Count every line that includes the string "School" in the entries that follow. Nothing besides the number is needed.

PROVIDED INFORMATION:
——————

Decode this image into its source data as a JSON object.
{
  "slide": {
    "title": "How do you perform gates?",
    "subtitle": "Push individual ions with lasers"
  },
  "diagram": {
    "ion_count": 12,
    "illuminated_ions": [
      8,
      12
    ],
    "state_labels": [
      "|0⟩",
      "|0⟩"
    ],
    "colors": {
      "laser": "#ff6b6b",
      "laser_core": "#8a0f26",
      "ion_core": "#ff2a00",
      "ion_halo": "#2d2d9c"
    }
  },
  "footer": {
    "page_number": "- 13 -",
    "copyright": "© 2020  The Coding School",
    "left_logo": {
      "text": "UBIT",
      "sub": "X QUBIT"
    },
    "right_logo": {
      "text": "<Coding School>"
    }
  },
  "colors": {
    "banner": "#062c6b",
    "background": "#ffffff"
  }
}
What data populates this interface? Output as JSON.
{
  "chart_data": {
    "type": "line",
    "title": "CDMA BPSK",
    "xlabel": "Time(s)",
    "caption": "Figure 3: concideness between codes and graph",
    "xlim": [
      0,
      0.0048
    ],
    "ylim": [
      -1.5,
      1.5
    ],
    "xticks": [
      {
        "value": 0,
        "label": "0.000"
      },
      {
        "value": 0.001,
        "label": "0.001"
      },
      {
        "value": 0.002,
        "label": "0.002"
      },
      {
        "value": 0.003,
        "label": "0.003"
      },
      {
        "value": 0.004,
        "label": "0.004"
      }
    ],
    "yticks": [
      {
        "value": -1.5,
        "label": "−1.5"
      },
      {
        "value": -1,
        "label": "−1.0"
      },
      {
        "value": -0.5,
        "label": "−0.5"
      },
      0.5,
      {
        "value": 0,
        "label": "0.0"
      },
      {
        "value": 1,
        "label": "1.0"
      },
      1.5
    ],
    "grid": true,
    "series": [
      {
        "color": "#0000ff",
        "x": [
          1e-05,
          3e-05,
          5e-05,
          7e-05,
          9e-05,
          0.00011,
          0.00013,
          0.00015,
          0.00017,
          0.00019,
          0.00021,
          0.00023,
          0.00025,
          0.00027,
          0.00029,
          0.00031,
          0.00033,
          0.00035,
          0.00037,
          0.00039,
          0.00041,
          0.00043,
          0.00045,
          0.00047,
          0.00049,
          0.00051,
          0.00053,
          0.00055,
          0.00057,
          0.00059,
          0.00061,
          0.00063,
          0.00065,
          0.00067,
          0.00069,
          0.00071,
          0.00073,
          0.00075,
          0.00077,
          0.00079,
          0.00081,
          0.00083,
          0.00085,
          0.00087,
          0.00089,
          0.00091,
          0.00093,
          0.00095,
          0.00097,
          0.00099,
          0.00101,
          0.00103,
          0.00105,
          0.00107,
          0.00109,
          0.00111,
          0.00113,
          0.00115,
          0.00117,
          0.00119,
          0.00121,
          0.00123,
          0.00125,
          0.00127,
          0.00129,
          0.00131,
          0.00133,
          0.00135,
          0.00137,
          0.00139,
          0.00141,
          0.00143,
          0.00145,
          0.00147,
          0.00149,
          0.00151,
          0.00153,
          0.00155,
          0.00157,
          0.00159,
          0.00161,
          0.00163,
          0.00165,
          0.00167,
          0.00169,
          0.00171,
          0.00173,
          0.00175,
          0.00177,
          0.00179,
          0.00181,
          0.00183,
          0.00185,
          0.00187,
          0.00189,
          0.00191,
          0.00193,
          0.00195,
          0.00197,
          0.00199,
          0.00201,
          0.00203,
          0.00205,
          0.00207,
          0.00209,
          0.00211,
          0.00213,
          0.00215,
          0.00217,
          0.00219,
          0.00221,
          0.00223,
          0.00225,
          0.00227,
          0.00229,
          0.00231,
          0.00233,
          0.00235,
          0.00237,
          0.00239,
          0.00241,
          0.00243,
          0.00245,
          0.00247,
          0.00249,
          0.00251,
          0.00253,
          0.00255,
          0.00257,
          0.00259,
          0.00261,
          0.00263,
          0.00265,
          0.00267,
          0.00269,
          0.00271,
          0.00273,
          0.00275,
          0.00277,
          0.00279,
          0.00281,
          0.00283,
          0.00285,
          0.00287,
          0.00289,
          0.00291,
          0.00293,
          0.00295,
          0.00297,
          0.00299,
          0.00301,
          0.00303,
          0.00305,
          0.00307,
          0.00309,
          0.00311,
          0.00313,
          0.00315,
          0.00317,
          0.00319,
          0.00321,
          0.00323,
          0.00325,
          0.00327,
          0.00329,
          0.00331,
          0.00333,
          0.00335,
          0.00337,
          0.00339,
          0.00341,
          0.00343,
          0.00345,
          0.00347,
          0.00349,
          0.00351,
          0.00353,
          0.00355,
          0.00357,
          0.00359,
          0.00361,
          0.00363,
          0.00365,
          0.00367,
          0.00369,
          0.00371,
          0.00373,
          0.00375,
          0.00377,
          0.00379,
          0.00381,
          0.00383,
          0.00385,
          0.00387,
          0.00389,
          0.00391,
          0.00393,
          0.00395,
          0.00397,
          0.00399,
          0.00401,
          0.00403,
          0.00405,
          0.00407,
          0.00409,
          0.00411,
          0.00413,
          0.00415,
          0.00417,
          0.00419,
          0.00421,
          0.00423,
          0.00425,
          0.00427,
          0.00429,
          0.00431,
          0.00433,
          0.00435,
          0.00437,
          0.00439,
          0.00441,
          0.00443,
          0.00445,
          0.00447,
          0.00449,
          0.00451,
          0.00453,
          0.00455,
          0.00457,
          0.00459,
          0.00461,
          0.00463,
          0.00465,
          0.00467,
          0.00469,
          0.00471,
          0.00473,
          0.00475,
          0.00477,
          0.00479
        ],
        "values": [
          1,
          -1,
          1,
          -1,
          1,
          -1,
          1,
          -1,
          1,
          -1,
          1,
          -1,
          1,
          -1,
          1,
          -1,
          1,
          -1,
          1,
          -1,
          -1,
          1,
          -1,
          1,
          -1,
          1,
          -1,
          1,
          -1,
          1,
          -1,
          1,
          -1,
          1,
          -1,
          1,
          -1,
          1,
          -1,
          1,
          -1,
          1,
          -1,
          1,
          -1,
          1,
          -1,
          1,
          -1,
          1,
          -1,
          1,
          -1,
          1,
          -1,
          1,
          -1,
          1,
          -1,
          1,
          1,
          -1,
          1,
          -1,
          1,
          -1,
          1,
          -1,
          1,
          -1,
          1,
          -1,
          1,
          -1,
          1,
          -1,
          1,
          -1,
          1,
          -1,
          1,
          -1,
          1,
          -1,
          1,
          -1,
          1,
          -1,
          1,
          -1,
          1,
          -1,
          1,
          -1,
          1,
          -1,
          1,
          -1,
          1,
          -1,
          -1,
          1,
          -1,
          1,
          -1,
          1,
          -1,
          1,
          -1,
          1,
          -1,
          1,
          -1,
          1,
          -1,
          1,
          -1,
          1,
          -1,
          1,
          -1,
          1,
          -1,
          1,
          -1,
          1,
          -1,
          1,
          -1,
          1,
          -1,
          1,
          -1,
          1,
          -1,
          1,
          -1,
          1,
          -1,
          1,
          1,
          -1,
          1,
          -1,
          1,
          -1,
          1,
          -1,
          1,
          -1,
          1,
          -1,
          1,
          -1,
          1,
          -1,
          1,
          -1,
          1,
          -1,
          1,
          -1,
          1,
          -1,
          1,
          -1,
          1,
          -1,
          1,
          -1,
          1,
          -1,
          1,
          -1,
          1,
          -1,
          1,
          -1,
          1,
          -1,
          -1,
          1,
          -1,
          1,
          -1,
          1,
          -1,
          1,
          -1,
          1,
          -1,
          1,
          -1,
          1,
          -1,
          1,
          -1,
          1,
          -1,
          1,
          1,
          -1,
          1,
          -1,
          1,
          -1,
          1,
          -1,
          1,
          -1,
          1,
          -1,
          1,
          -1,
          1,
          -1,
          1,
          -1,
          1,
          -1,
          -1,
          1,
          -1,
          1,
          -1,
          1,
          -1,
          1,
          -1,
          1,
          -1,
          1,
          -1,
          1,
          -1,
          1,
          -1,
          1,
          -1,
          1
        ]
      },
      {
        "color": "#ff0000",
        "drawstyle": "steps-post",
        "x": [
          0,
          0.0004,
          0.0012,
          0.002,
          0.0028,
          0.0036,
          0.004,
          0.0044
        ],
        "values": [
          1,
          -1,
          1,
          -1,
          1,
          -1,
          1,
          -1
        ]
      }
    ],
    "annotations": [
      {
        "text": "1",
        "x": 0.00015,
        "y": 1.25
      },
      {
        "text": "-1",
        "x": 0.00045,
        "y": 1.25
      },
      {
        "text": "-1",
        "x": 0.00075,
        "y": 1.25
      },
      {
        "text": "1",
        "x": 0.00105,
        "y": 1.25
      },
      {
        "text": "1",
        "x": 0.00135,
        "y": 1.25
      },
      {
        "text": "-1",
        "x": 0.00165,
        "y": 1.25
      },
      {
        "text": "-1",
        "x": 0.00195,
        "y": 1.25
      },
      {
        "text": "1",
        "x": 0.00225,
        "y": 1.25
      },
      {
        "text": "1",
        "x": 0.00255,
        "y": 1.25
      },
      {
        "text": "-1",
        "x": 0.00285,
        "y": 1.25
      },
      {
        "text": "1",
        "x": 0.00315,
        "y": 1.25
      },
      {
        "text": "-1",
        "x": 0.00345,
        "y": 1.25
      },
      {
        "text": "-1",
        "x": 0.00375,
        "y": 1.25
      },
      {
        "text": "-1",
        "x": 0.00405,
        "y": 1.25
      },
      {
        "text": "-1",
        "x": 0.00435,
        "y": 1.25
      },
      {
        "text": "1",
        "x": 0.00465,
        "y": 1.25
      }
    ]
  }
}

——————

RESULT FOR THIS TASK:
2